**OBJECTIVE**
Return all lines where the word "trên" can be found.
* Start *
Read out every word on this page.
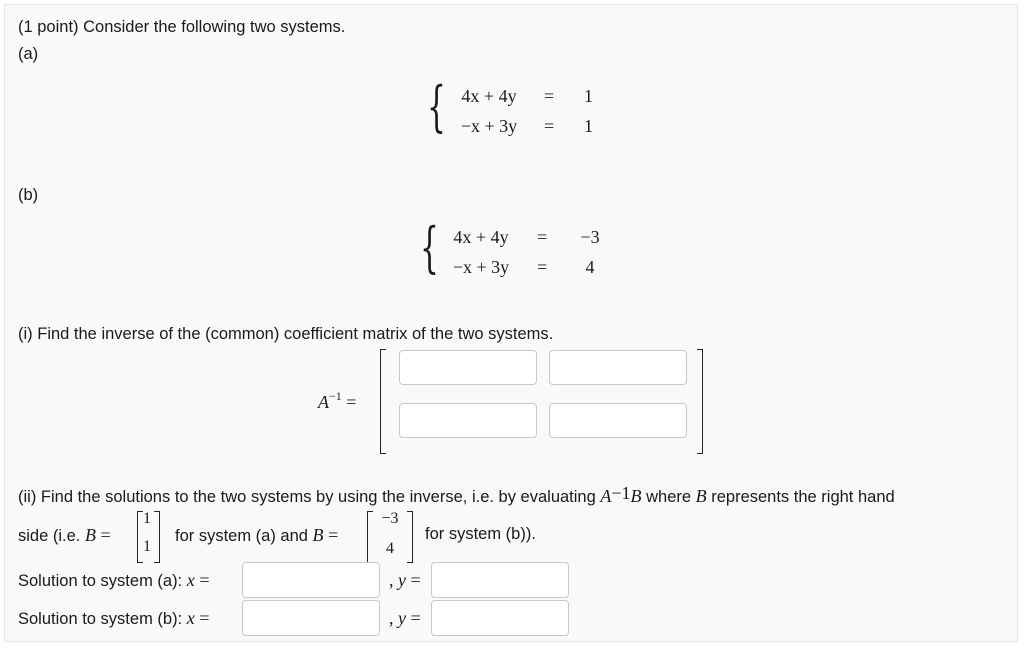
(1 point) Consider the following two systems.
(a)
{ 4x + 4y	= 1
−x + 3y	= 1
(b)
{ 4x + 4y	= −3
−x + 3y	=	4
(i) Find the inverse of the (common) coefficient matrix of the two systems.
$A^{-1}$ =
(ii) Find the solutions to the two systems by using the inverse, i.e. by evaluating $A^{-1}B$ where B represents the right hand
side (i.e. B =
1
1
for system (a) and B =
−3
4
for system (b)).
Solution to system (a): x =	, y =
Solution to system (b): x =	, y =
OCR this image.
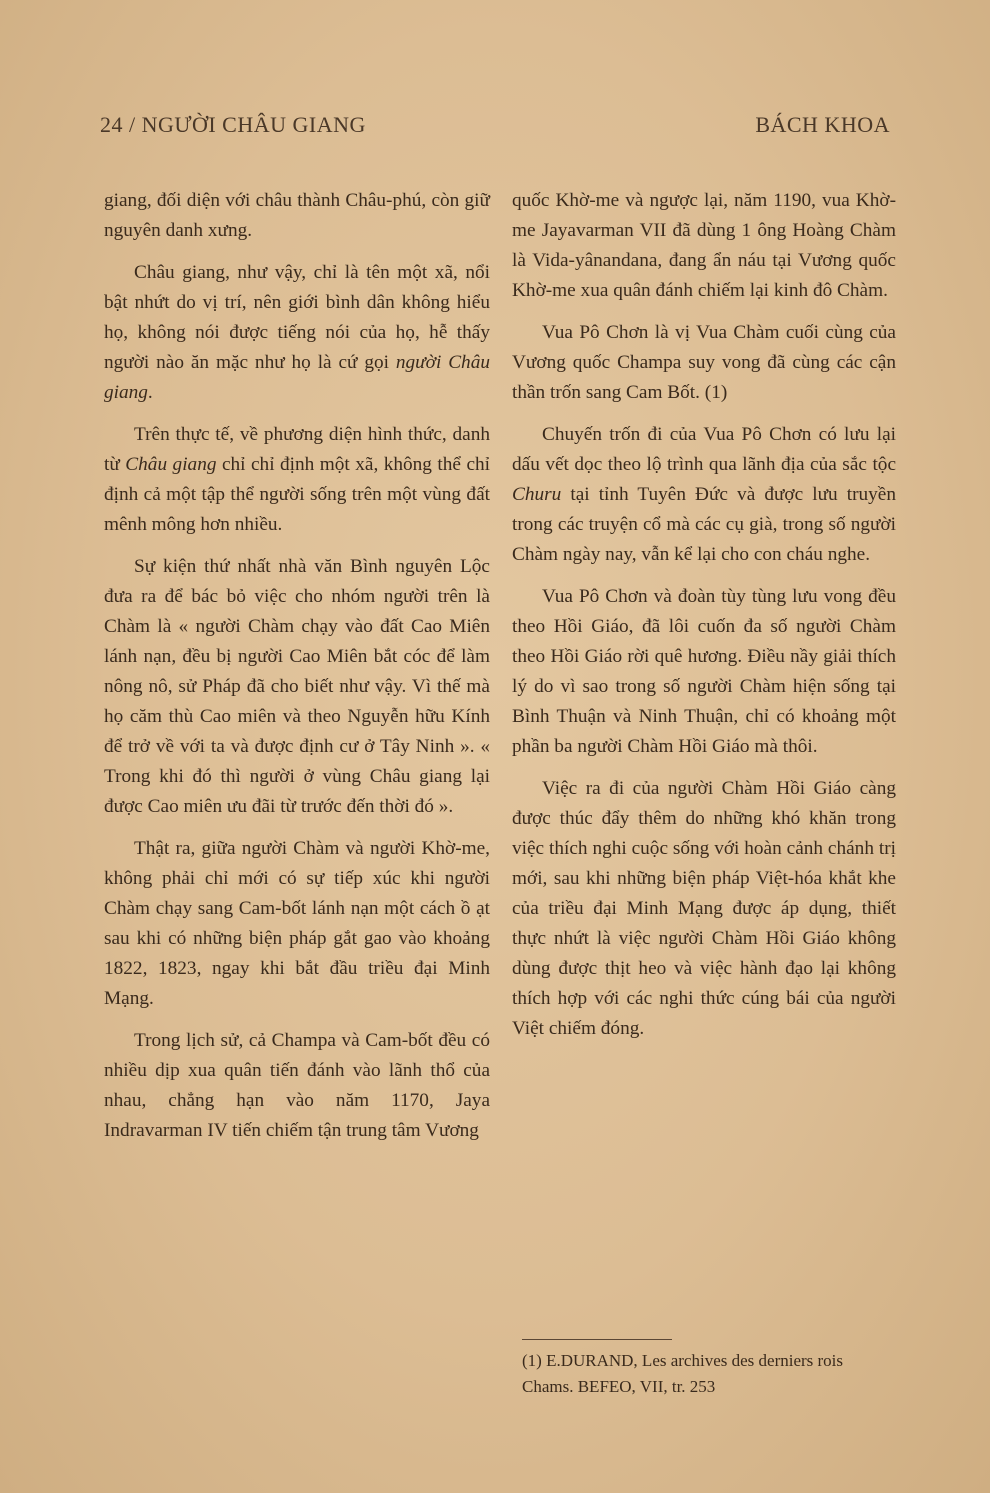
24 / NGƯỜI CHÂU GIANG	BÁCH KHOA

giang, đối diện với châu thành Châu-phú, còn giữ nguyên danh xưng.

Châu giang, như vậy, chỉ là tên một xã, nổi bật nhứt do vị trí, nên giới bình dân không hiểu họ, không nói được tiếng nói của họ, hễ thấy người nào ăn mặc như họ là cứ gọi người Châu giang.

Trên thực tế, về phương diện hình thức, danh từ Châu giang chỉ chỉ định một xã, không thể chỉ định cả một tập thể người sống trên một vùng đất mênh mông hơn nhiều.

Sự kiện thứ nhất nhà văn Bình nguyên Lộc đưa ra để bác bỏ việc cho nhóm người trên là Chàm là « người Chàm chạy vào đất Cao Miên lánh nạn, đều bị người Cao Miên bắt cóc để làm nông nô, sử Pháp đã cho biết như vậy. Vì thế mà họ căm thù Cao miên và theo Nguyễn hữu Kính để trở về với ta và được định cư ở Tây Ninh ». « Trong khi đó thì người ở vùng Châu giang lại được Cao miên ưu đãi từ trước đến thời đó ».

Thật ra, giữa người Chàm và người Khờ-me, không phải chỉ mới có sự tiếp xúc khi người Chàm chạy sang Cam-bốt lánh nạn một cách ồ ạt sau khi có những biện pháp gắt gao vào khoảng 1822, 1823, ngay khi bắt đầu triều đại Minh Mạng.

Trong lịch sử, cả Champa và Cam-bốt đều có nhiều dịp xua quân tiến đánh vào lãnh thổ của nhau, chẳng hạn vào năm 1170, Jaya Indravarman IV tiến chiếm tận trung tâm Vương

quốc Khờ-me và ngược lại, năm 1190, vua Khờ-me Jayavarman VII đã dùng 1 ông Hoàng Chàm là Vida-yânandana, đang ẩn náu tại Vương quốc Khờ-me xua quân đánh chiếm lại kinh đô Chàm.

Vua Pô Chơn là vị Vua Chàm cuối cùng của Vương quốc Champa suy vong đã cùng các cận thần trốn sang Cam Bốt. (1)

Chuyến trốn đi của Vua Pô Chơn có lưu lại dấu vết dọc theo lộ trình qua lãnh địa của sắc tộc Churu tại tỉnh Tuyên Đức và được lưu truyền trong các truyện cổ mà các cụ già, trong số người Chàm ngày nay, vẫn kể lại cho con cháu nghe.

Vua Pô Chơn và đoàn tùy tùng lưu vong đều theo Hồi Giáo, đã lôi cuốn đa số người Chàm theo Hồi Giáo rời quê hương. Điều nầy giải thích lý do vì sao trong số người Chàm hiện sống tại Bình Thuận và Ninh Thuận, chỉ có khoảng một phần ba người Chàm Hồi Giáo mà thôi.

Việc ra đi của người Chàm Hồi Giáo càng được thúc đẩy thêm do những khó khăn trong việc thích nghi cuộc sống với hoàn cảnh chánh trị mới, sau khi những biện pháp Việt-hóa khắt khe của triều đại Minh Mạng được áp dụng, thiết thực nhứt là việc người Chàm Hồi Giáo không dùng được thịt heo và việc hành đạo lại không thích hợp với các nghi thức cúng bái của người Việt chiếm đóng.

(1) E.DURAND, Les archives des derniers rois Chams. BEFEO, VII, tr. 253
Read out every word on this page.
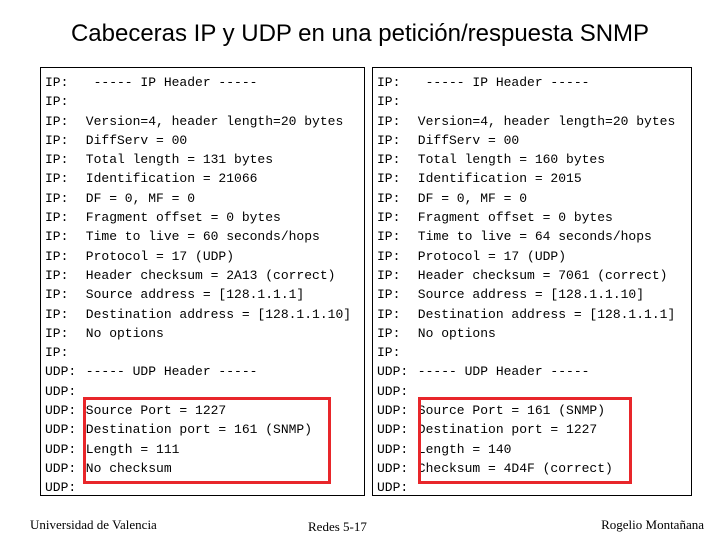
Cabeceras IP y UDP en una petición/respuesta SNMP
IP:  ----- IP Header -----
IP:
IP: Version=4, header length=20 bytes
IP: DiffServ = 00
IP: Total length = 131 bytes
IP: Identification = 21066
IP: DF = 0, MF = 0
IP: Fragment offset = 0 bytes
IP: Time to live = 60 seconds/hops
IP: Protocol = 17 (UDP)
IP: Header checksum = 2A13 (correct)
IP: Source address = [128.1.1.1]
IP: Destination address = [128.1.1.10]
IP: No options
IP:
UDP: ----- UDP Header -----
UDP:
UDP: Source Port = 1227
UDP: Destination port = 161 (SNMP)
UDP: Length = 111
UDP: No checksum
UDP:
IP:  ----- IP Header -----
IP:
IP: Version=4, header length=20 bytes
IP: DiffServ = 00
IP: Total length = 160 bytes
IP: Identification = 2015
IP: DF = 0, MF = 0
IP: Fragment offset = 0 bytes
IP: Time to live = 64 seconds/hops
IP: Protocol = 17 (UDP)
IP: Header checksum = 7061 (correct)
IP: Source address = [128.1.1.10]
IP: Destination address = [128.1.1.1]
IP: No options
IP:
UDP: ----- UDP Header -----
UDP:
UDP: Source Port = 161 (SNMP)
UDP: Destination port = 1227
UDP: Length = 140
UDP: Checksum = 4D4F (correct)
UDP:
Universidad de Valencia	Redes 5-17	Rogelio Montañana
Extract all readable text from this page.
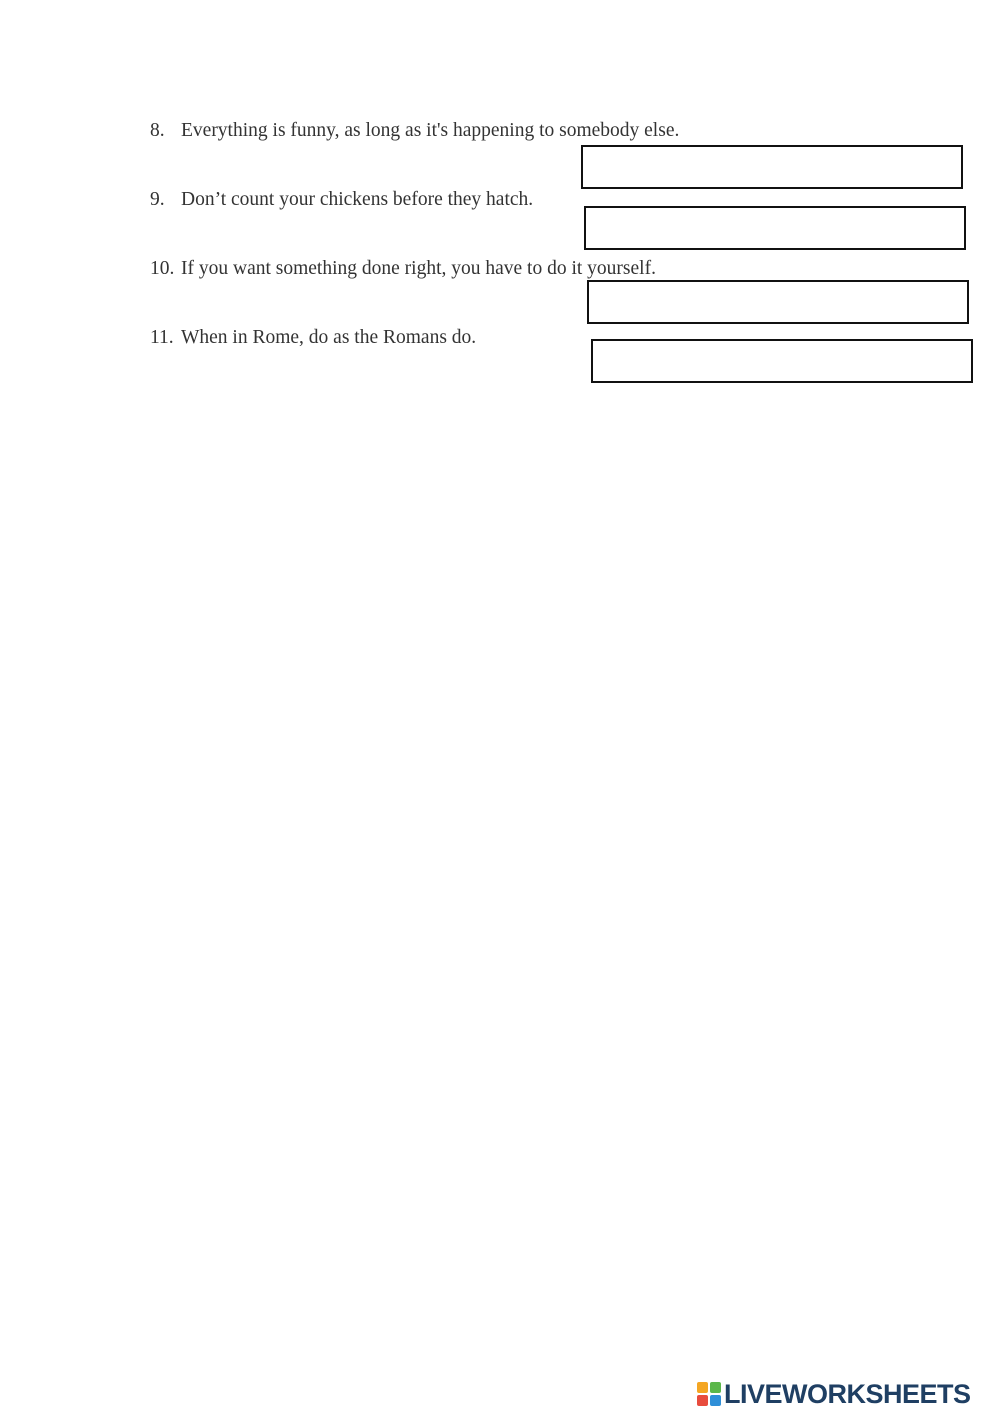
8. Everything is funny, as long as it's happening to somebody else.
9. Don’t count your chickens before they hatch.
10. If you want something done right, you have to do it yourself.
11. When in Rome, do as the Romans do.
LIVEWORKSHEETS
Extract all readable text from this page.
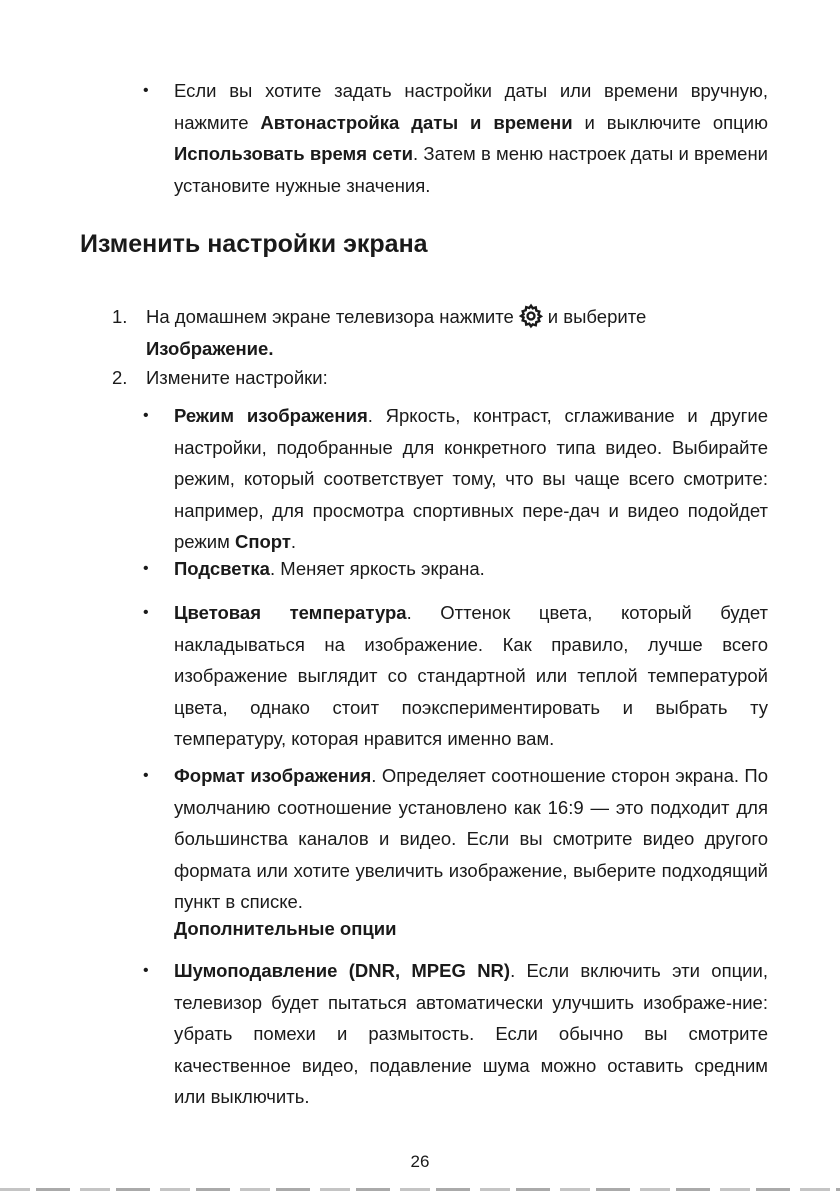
• Если вы хотите задать настройки даты или времени вручную, нажмите Автонастройка даты и времени и выключите опцию Использовать время сети. Затем в меню настроек даты и времени установите нужные значения.

Изменить настройки экрана
1. На домашнем экране телевизора нажмите и выберите
Изображение.

2. Измените настройки:

• Режим изображения. Яркость, контраст, сглаживание и другие настройки, подобранные для конкретного типа видео. Выбирайте режим, который соответствует тому, что вы чаще всего смотрите: например, для просмотра спортивных пере-дач и видео подойдет режим Спорт.

• Подсветка. Меняет яркость экрана.

• Цветовая температура. Оттенок цвета, который будет накладываться на изображение. Как правило, лучше всего изображение выглядит со стандартной или теплой температурой цвета, однако стоит поэкспериментировать и выбрать ту температуру, которая нравится именно вам.

• Формат изображения. Определяет соотношение сторон экрана. По умолчанию соотношение установлено как 16:9 — это подходит для большинства каналов и видео. Если вы смотрите видео другого формата или хотите увеличить изображение, выберите подходящий пункт в списке.

Дополнительные опции
• Шумоподавление (DNR, MPEG NR). Если включить эти опции, телевизор будет пытаться автоматически улучшить изображе-ние: убрать помехи и размытость. Если обычно вы смотрите качественное видео, подавление шума можно оставить средним или выключить.

26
* End *
**FULL RESPONSE**
Trên thực tế, về phương diện hình thức, danh từ Châu giang chỉ chỉ định một xã, không thể chỉ định cả một tập thể người sống trên một vùng đất mênh mông hơn nhiều.
Sự kiện thứ nhất nhà văn Bình nguyên Lộc đưa ra để bác bỏ việc cho nhóm người trên là Chàm là « người Chàm chạy vào đất Cao Miên lánh nạn, đều bị người Cao Miên bắt cóc để làm nông nô, sử Pháp đã cho biết như vậy. Vì thế mà họ căm thù Cao miên và theo Nguyễn hữu Kính để trở về với ta và được định cư ở Tây Ninh ». « Trong khi đó thì người ở vùng Châu giang lại được Cao miên ưu đãi từ trước đến thời đó ».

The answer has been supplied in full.